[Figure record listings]
---

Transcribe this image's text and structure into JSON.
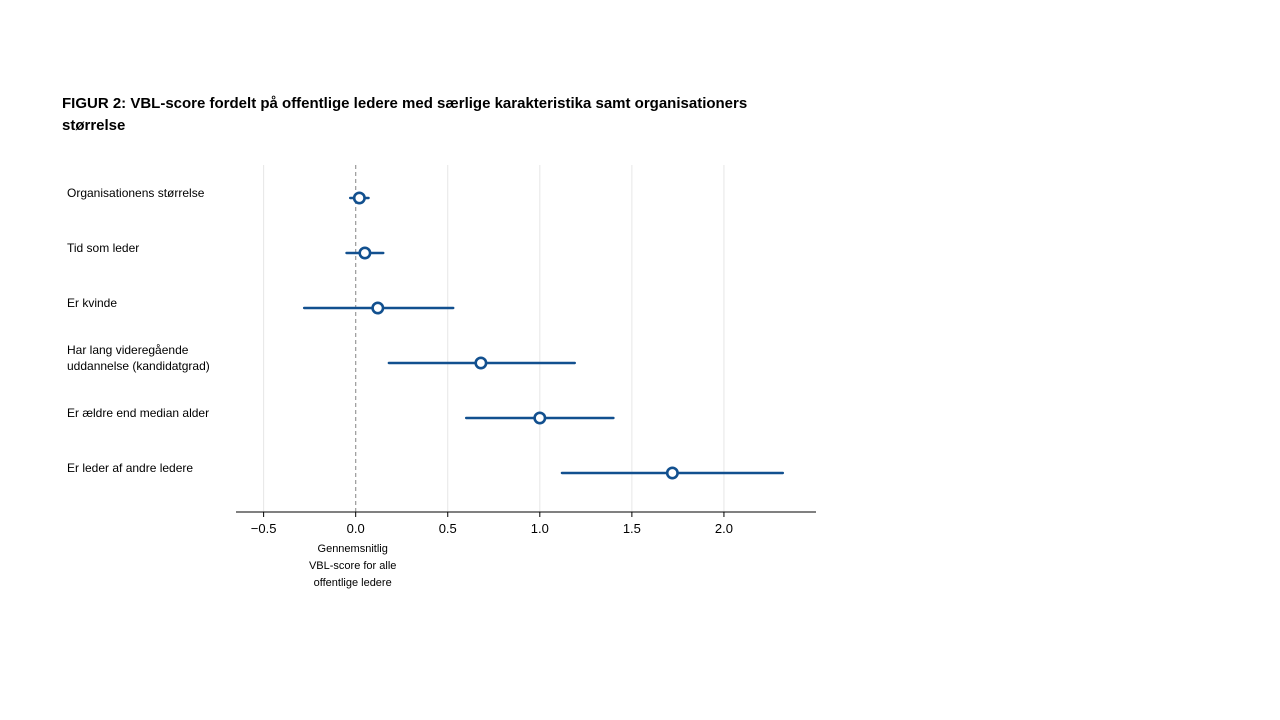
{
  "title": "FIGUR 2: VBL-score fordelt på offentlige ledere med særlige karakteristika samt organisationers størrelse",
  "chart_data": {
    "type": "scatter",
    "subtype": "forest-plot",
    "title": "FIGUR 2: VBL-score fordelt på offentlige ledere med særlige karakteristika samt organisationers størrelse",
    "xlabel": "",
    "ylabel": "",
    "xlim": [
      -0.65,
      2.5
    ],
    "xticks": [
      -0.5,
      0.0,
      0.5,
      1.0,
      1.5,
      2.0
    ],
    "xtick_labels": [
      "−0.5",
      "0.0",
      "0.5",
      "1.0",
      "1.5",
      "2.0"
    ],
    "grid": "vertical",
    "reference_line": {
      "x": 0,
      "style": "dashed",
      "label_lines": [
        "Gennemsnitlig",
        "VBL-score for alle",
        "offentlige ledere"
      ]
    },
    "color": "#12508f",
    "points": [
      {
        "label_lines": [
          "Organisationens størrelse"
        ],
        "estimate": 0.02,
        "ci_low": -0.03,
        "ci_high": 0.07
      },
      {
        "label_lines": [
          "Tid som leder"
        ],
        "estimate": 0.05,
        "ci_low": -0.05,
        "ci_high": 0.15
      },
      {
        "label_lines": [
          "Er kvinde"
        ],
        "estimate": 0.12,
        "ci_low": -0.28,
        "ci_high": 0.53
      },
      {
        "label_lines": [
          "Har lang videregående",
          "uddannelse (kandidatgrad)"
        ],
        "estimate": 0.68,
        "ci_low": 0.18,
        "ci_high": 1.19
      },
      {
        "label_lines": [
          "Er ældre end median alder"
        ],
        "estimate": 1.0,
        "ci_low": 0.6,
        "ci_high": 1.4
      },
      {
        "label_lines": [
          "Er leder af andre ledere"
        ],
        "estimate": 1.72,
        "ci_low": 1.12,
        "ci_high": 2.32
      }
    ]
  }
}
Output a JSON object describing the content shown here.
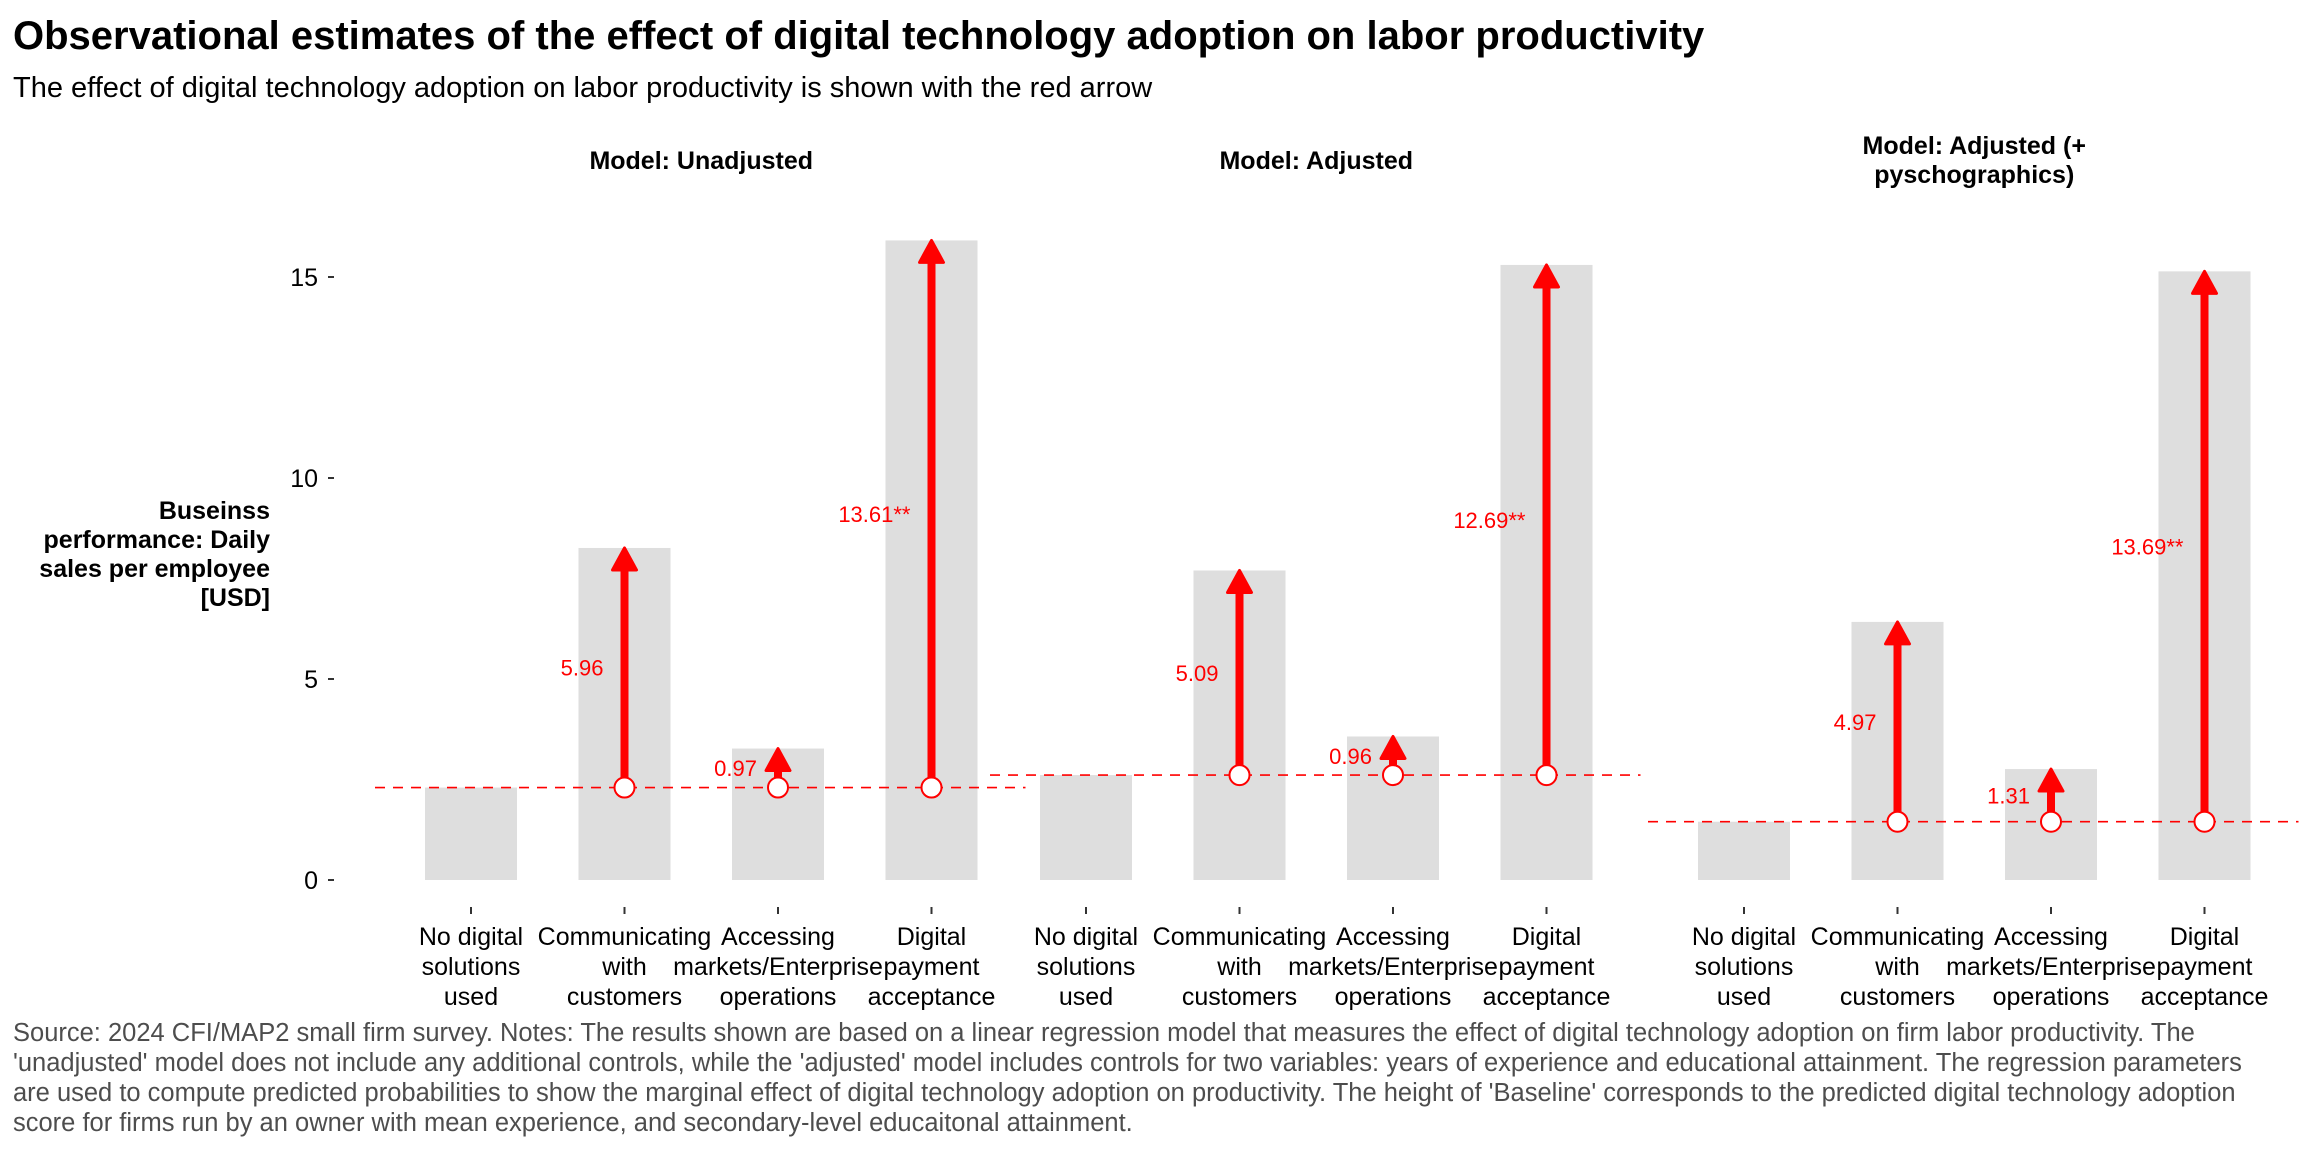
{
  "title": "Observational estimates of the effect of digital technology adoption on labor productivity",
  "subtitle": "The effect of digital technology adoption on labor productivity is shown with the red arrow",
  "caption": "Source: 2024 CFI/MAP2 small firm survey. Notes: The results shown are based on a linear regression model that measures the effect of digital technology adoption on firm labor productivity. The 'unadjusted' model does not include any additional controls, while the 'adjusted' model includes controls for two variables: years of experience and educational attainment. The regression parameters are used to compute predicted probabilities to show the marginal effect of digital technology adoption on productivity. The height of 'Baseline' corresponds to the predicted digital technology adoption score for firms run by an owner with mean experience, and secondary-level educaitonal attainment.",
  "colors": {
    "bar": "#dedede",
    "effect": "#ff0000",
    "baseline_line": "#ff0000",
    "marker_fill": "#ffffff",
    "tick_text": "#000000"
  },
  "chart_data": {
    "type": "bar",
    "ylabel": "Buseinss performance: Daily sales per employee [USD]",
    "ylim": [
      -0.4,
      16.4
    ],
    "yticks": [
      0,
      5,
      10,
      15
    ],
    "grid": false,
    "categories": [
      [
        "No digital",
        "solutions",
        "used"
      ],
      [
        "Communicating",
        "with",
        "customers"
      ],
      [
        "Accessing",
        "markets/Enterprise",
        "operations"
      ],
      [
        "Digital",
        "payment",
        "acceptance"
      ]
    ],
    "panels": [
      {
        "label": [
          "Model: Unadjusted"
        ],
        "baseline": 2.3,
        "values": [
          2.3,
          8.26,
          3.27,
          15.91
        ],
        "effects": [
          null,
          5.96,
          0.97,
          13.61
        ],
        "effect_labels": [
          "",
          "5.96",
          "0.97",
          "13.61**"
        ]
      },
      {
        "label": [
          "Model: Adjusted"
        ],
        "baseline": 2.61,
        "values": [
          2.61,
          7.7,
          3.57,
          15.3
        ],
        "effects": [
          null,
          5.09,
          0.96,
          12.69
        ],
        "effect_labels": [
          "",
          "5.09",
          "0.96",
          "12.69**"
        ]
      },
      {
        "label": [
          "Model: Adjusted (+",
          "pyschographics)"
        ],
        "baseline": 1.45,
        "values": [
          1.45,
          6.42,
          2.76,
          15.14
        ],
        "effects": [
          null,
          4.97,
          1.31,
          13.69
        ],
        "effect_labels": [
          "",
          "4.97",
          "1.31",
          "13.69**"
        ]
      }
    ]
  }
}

---

## TASK:
Pull out every line holding "used" from the records above, and copy it.

## THE OUTPUT:
  "caption": "Source: 2024 CFI/MAP2 small firm survey. Notes: The results shown are based on a linear regression model that measures the effect of digital technology adoption on firm labor productivity. The 'unadjusted' model does not include any additional controls, while the 'adjusted' model includes controls for two variables: years of experience and educational attainment. The regression parameters are used to compute predicted probabilities to show the marginal effect of digital technology adoption on productivity. The height of 'Baseline' corresponds to the predicted digital technology adoption score for firms run by an owner with mean experience, and secondary-level educaitonal attainment.",
        "used"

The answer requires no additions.